- Given instruction:
Output all of the entries below precisely as written.

- Data:
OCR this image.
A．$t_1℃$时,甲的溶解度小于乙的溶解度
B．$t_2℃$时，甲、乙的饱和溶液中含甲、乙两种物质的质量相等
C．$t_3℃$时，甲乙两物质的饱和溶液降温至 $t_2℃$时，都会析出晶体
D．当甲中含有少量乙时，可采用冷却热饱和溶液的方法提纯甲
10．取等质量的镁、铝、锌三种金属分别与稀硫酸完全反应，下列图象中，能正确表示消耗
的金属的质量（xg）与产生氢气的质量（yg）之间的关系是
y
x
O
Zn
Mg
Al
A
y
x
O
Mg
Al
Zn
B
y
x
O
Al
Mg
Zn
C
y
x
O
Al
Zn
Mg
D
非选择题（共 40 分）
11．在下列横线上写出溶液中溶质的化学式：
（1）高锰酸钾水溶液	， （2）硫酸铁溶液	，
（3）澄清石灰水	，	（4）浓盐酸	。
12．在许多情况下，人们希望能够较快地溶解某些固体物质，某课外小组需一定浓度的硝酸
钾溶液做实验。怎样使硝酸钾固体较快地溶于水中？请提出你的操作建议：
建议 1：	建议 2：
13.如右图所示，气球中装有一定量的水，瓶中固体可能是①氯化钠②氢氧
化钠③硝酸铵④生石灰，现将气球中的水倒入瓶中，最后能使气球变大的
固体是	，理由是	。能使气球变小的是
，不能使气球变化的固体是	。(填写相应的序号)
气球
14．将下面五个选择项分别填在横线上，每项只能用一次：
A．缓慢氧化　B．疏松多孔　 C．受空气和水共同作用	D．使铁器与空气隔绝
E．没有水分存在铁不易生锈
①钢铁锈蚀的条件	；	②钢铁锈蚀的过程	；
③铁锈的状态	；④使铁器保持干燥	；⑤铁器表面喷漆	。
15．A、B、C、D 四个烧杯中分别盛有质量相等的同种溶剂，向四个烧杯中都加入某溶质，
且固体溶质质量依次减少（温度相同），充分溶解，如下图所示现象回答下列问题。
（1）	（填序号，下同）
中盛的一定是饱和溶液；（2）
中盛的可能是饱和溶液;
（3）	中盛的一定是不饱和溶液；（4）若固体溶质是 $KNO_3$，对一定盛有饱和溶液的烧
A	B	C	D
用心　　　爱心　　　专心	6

- Task solution:
OCR this image.
A．$t_1℃$时,甲的溶解度小于乙的溶解度
B．$t_2℃$时，甲、乙的饱和溶液中含甲、乙两种物质的质量相等
C．$t_3℃$时，甲乙两物质的饱和溶液降温至 $t_2℃$时，都会析出晶体
D．当甲中含有少量乙时，可采用冷却热饱和溶液的方法提纯甲
10．取等质量的镁、铝、锌三种金属分别与稀硫酸完全反应，下列图象中，能正确表示消耗
的金属的质量（xg）与产生氢气的质量（yg）之间的关系是
y
x
O
Zn
Mg
Al
A
y
x
O
Mg
Al
Zn
B
y
x
O
Al
Mg
Zn
C
y
x
O
Al
Zn
Mg
D
非选择题（共 40 分）
11．在下列横线上写出溶液中溶质的化学式：
（1）高锰酸钾水溶液	， （2）硫酸铁溶液	，
（3）澄清石灰水	，	（4）浓盐酸	。
12．在许多情况下，人们希望能够较快地溶解某些固体物质，某课外小组需一定浓度的硝酸
钾溶液做实验。怎样使硝酸钾固体较快地溶于水中？请提出你的操作建议：
建议 1：	建议 2：
13.如右图所示，气球中装有一定量的水，瓶中固体可能是①氯化钠②氢氧
化钠③硝酸铵④生石灰，现将气球中的水倒入瓶中，最后能使气球变大的
固体是	，理由是	。能使气球变小的是
，不能使气球变化的固体是	。(填写相应的序号)
气球
14．将下面五个选择项分别填在横线上，每项只能用一次：
A．缓慢氧化　B．疏松多孔　 C．受空气和水共同作用	D．使铁器与空气隔绝
E．没有水分存在铁不易生锈
①钢铁锈蚀的条件	；	②钢铁锈蚀的过程	；
③铁锈的状态	；④使铁器保持干燥	；⑤铁器表面喷漆	。
15．A、B、C、D 四个烧杯中分别盛有质量相等的同种溶剂，向四个烧杯中都加入某溶质，
且固体溶质质量依次减少（温度相同），充分溶解，如下图所示现象回答下列问题。
（1）	（填序号，下同）
中盛的一定是饱和溶液；（2）
中盛的可能是饱和溶液;
（3）	中盛的一定是不饱和溶液；（4）若固体溶质是 $KNO_3$，对一定盛有饱和溶液的烧
A	B	C	D
用心　　　爱心　　　专心	6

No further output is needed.